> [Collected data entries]
════

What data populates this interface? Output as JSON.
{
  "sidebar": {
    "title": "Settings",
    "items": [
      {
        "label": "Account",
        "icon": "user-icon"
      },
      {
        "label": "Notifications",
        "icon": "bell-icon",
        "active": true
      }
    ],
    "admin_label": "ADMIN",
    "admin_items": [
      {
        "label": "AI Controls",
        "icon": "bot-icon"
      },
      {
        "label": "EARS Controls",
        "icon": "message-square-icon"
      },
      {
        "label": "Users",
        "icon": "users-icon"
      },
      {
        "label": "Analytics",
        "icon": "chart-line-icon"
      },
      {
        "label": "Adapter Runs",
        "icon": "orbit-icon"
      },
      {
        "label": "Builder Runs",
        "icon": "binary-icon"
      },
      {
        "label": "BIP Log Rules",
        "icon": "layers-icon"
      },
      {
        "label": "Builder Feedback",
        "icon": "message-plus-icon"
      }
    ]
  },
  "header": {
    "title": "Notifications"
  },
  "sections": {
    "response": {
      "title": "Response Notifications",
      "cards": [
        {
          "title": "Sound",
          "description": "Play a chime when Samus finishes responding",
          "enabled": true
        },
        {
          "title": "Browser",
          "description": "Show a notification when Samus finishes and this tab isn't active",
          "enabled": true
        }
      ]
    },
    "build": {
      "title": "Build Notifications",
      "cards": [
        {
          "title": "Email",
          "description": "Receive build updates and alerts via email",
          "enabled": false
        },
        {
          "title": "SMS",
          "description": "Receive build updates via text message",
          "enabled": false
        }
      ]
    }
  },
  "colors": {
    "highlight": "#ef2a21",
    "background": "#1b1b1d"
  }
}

════

> [Problem]
Repeat the data exactly. Leave nothing out.

> [Output for this exercise]
What data populates this interface? Output as JSON.
{
  "sidebar": {
    "title": "Settings",
    "items": [
      {
        "label": "Account",
        "icon": "user-icon"
      },
      {
        "label": "Notifications",
        "icon": "bell-icon",
        "active": true
      }
    ],
    "admin_label": "ADMIN",
    "admin_items": [
      {
        "label": "AI Controls",
        "icon": "bot-icon"
      },
      {
        "label": "EARS Controls",
        "icon": "message-square-icon"
      },
      {
        "label": "Users",
        "icon": "users-icon"
      },
      {
        "label": "Analytics",
        "icon": "chart-line-icon"
      },
      {
        "label": "Adapter Runs",
        "icon": "orbit-icon"
      },
      {
        "label": "Builder Runs",
        "icon": "binary-icon"
      },
      {
        "label": "BIP Log Rules",
        "icon": "layers-icon"
      },
      {
        "label": "Builder Feedback",
        "icon": "message-plus-icon"
      }
    ]
  },
  "header": {
    "title": "Notifications"
  },
  "sections": {
    "response": {
      "title": "Response Notifications",
      "cards": [
        {
          "title": "Sound",
          "description": "Play a chime when Samus finishes responding",
          "enabled": true
        },
        {
          "title": "Browser",
          "description": "Show a notification when Samus finishes and this tab isn't active",
          "enabled": true
        }
      ]
    },
    "build": {
      "title": "Build Notifications",
      "cards": [
        {
          "title": "Email",
          "description": "Receive build updates and alerts via email",
          "enabled": false
        },
        {
          "title": "SMS",
          "description": "Receive build updates via text message",
          "enabled": false
        }
      ]
    }
  },
  "colors": {
    "highlight": "#ef2a21",
    "background": "#1b1b1d"
  }
}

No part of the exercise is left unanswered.